» **DIRECTION**
Check each line of the listing, and copy it if it contains the word "психоаналитической".
---- THE RECORDS
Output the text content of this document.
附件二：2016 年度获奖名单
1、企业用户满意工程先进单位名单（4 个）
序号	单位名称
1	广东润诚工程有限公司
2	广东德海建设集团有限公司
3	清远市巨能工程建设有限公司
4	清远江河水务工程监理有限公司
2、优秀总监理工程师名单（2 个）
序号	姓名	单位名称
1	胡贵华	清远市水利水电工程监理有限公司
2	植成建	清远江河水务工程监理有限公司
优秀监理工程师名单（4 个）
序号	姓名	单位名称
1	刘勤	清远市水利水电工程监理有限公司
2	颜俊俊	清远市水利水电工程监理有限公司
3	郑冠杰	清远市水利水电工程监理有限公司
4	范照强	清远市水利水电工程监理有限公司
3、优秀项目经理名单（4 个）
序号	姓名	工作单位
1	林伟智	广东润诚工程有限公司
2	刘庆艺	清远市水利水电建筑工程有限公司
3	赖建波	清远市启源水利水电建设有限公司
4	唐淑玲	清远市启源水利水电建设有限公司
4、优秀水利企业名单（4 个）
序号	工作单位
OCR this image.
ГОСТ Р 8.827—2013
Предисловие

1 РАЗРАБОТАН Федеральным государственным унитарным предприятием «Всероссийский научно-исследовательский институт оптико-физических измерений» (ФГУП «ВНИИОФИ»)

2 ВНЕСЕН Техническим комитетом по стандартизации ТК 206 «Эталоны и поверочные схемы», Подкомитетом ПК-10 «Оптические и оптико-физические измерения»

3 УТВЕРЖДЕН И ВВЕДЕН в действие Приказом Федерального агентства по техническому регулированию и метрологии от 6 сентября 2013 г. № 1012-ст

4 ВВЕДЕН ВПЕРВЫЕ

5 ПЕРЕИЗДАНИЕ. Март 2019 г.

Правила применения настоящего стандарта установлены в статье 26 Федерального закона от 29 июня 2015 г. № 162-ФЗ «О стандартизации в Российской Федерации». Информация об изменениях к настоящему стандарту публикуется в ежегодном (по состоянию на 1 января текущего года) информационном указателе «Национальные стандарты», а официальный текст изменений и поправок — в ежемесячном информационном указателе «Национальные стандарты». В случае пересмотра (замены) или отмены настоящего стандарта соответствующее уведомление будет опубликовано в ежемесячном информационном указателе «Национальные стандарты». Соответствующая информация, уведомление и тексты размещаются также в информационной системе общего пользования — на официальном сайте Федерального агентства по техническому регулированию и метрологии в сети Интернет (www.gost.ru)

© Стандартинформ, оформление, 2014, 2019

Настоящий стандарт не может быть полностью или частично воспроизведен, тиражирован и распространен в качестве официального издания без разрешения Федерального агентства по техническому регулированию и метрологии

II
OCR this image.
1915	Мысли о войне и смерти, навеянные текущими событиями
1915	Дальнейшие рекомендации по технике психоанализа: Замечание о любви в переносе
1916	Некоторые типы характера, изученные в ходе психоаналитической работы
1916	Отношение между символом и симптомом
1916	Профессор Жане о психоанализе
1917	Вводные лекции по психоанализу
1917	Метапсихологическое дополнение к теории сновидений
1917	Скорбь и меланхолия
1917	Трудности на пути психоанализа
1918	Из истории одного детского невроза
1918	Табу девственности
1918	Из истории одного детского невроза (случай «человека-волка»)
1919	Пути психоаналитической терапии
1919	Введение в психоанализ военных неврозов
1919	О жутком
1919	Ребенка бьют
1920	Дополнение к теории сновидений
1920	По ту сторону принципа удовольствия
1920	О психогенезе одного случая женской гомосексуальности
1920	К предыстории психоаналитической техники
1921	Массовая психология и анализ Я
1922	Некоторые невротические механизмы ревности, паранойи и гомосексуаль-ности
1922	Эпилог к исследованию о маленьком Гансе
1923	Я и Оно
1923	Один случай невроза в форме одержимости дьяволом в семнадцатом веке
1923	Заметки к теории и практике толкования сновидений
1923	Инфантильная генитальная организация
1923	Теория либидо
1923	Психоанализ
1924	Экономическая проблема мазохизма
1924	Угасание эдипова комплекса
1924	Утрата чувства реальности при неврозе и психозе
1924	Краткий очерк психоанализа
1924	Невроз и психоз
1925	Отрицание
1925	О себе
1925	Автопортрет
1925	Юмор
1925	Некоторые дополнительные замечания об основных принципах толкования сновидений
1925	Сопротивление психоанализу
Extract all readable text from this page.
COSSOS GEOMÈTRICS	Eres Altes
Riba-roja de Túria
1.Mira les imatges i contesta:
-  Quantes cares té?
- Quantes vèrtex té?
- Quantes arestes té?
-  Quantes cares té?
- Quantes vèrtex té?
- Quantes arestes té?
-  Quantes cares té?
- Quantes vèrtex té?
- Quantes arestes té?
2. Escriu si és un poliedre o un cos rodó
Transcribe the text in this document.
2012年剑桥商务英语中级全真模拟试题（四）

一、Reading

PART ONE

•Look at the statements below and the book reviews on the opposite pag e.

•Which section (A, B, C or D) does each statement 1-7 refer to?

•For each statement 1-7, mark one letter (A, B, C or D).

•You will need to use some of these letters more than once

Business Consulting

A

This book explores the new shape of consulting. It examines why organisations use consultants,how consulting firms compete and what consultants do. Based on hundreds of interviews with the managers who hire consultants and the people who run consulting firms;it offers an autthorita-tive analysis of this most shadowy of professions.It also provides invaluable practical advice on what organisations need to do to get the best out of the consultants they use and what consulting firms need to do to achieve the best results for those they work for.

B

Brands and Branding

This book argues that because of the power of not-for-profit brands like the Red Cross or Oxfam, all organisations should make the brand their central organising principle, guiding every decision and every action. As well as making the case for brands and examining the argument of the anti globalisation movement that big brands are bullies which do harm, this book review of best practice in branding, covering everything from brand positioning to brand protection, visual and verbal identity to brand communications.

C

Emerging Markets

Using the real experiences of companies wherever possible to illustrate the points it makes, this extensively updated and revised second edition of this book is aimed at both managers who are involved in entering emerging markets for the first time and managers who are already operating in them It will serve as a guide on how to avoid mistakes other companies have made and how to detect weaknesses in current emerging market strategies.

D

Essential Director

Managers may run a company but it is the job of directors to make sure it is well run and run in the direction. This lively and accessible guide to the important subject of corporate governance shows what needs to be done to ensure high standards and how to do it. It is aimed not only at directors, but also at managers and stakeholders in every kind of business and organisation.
--------
» **OUTPUT OF THE TASK**
1916	Некоторые типы характера, изученные в ходе психоаналитической работы
1919	Пути психоаналитической терапии
1920	К предыстории психоаналитической техники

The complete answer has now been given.